** begin RAW RECORDS **

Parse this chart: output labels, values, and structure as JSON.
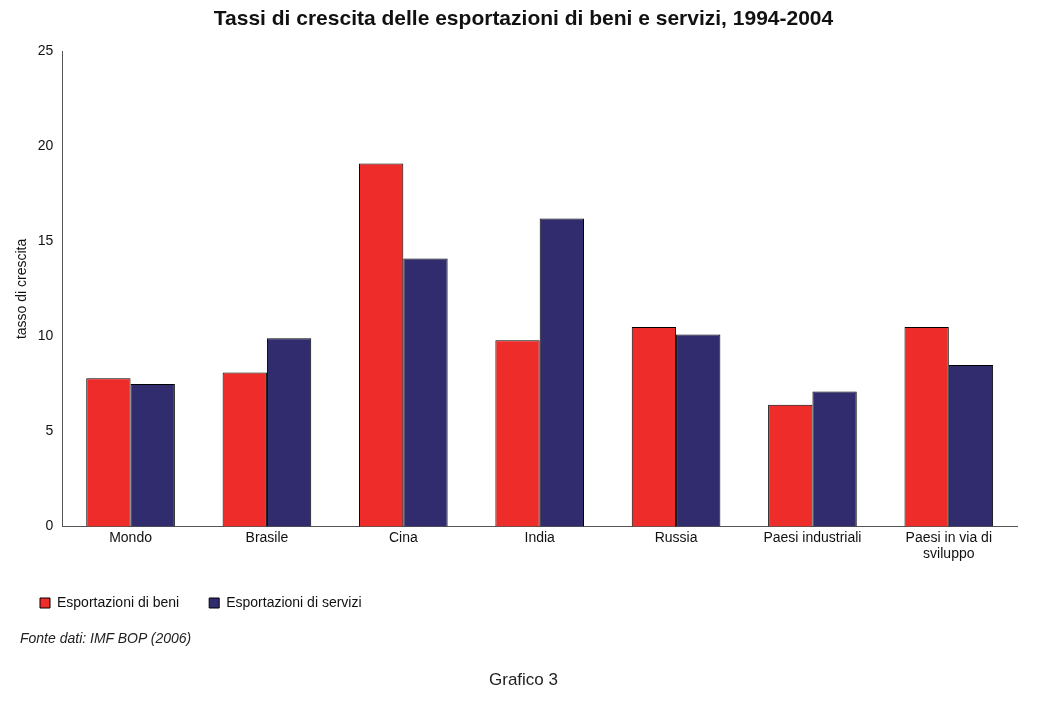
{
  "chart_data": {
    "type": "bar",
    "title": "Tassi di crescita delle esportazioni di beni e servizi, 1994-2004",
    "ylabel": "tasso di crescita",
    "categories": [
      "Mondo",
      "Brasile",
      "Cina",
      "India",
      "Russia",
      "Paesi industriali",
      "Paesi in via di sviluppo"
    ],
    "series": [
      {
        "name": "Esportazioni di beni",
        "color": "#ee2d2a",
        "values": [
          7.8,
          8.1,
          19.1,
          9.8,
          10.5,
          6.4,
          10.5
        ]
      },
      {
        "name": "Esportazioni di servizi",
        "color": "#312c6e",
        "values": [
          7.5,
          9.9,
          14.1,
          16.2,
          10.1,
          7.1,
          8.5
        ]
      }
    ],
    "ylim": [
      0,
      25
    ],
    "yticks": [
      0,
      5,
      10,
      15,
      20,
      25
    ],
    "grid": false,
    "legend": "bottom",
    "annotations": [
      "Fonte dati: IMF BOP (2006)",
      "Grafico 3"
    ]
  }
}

** end RAW RECORDS **

From the entries above, return each line with the word "servizi" in it.

    "title": "Tassi di crescita delle esportazioni di beni e servizi, 1994-2004",
        "name": "Esportazioni di servizi",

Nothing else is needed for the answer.